# To be done:
Pull out all lines from the listing below in which the word "school" appears.

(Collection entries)
◆ ◆ ◆

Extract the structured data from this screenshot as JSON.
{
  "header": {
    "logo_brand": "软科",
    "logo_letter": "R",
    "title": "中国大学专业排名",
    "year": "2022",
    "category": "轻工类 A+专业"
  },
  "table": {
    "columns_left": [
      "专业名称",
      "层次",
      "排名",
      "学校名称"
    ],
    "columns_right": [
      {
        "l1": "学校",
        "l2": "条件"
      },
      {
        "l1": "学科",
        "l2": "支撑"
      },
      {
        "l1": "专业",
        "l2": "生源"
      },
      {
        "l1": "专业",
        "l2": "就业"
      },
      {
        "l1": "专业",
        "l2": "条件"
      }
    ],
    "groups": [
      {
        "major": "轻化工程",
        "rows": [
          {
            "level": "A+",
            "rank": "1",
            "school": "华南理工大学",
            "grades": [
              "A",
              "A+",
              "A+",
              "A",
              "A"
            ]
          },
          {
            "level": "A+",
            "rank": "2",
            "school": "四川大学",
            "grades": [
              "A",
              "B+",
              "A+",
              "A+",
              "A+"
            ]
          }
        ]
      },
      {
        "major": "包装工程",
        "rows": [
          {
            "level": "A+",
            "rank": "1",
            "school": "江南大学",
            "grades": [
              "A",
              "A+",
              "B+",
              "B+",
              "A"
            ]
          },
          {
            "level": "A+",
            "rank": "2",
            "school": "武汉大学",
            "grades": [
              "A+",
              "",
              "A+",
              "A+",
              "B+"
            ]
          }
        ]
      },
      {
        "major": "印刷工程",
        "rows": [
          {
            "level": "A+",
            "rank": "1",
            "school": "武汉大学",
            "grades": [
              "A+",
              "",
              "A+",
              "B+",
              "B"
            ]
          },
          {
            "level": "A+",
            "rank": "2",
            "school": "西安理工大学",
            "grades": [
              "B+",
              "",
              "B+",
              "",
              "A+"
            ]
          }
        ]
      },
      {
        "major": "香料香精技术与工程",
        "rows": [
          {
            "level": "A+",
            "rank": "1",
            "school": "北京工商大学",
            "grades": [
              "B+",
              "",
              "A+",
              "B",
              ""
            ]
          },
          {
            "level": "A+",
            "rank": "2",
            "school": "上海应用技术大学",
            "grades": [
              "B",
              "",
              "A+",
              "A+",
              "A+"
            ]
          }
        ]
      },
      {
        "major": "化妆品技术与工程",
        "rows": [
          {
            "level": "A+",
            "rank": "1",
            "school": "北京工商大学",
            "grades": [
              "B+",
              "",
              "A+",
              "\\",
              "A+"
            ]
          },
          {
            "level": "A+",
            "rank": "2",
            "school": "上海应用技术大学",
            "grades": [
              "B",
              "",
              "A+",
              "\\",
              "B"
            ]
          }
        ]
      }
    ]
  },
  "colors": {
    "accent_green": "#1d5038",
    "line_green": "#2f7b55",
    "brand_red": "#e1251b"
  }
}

◆ ◆ ◆

# Result:
            "school": "华南理工大学",
            "school": "四川大学",
            "school": "江南大学",
            "school": "武汉大学",
            "school": "武汉大学",
            "school": "西安理工大学",
            "school": "北京工商大学",
            "school": "上海应用技术大学",
            "school": "北京工商大学",
            "school": "上海应用技术大学",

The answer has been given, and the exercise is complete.